PROBLEM DETAILS — Where the data below has the string "message", return the whole line.

ROWS —
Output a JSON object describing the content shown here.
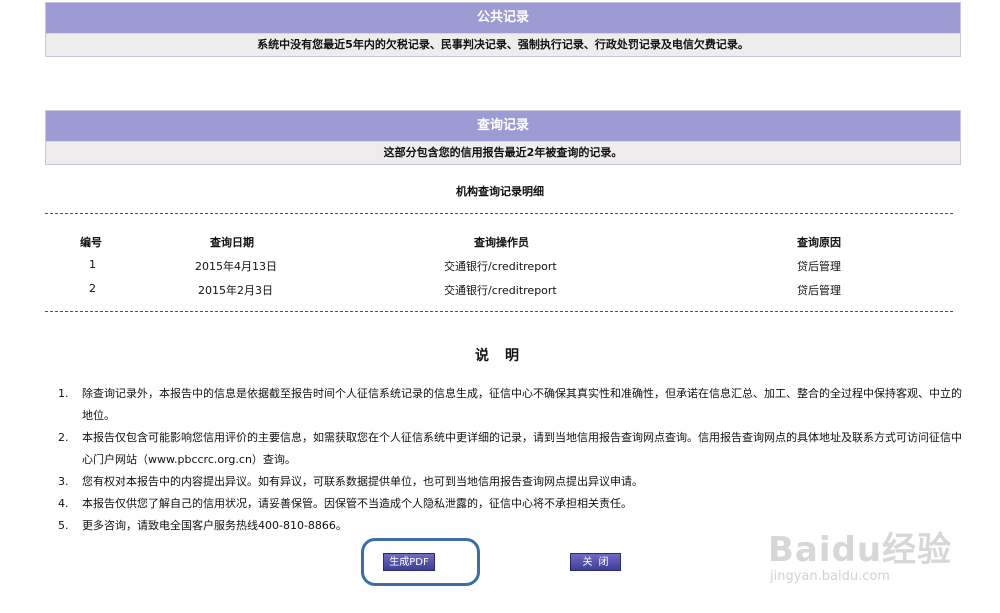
{
  "public_section": {
    "title": "公共记录",
    "message": "系统中没有您最近5年内的欠税记录、民事判决记录、强制执行记录、行政处罚记录及电信欠费记录。"
  },
  "query_section": {
    "title": "查询记录",
    "message": "这部分包含您的信用报告最近2年被查询的记录。",
    "detail_title": "机构查询记录明细",
    "columns": [
      "编号",
      "查询日期",
      "查询操作员",
      "查询原因"
    ],
    "rows": [
      [
        "1",
        "2015年4月13日",
        "交通银行/creditreport",
        "贷后管理"
      ],
      [
        "2",
        "2015年2月3日",
        "交通银行/creditreport",
        "贷后管理"
      ]
    ]
  },
  "notes": {
    "title": "说明",
    "items": [
      {
        "num": "1.",
        "text": "除查询记录外，本报告中的信息是依据截至报告时间个人征信系统记录的信息生成，征信中心不确保其真实性和准确性，但承诺在信息汇总、加工、整合的全过程中保持客观、中立的地位。"
      },
      {
        "num": "2.",
        "text": "本报告仅包含可能影响您信用评价的主要信息，如需获取您在个人征信系统中更详细的记录，请到当地信用报告查询网点查询。信用报告查询网点的具体地址及联系方式可访问征信中心门户网站（www.pbccrc.org.cn）查询。"
      },
      {
        "num": "3.",
        "text": "您有权对本报告中的内容提出异议。如有异议，可联系数据提供单位，也可到当地信用报告查询网点提出异议申请。"
      },
      {
        "num": "4.",
        "text": "本报告仅供您了解自己的信用状况，请妥善保管。因保管不当造成个人隐私泄露的，征信中心将不承担相关责任。"
      },
      {
        "num": "5.",
        "text": "更多咨询，请致电全国客户服务热线400-810-8866。"
      }
    ]
  },
  "buttons": {
    "pdf": "生成PDF",
    "close": "关闭"
  },
  "watermark": {
    "logo": "Baidu经验",
    "url": "jingyan.baidu.com"
  },
  "colors": {
    "header_bg": "#9d9bd3",
    "body_bg": "#efecee",
    "button_bg": "#4b49a3",
    "highlight_ring": "#3a6ea5"
  }
}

THE SOLUTION —
    "message": "系统中没有您最近5年内的欠税记录、民事判决记录、强制执行记录、行政处罚记录及电信欠费记录。"
    "message": "这部分包含您的信用报告最近2年被查询的记录。",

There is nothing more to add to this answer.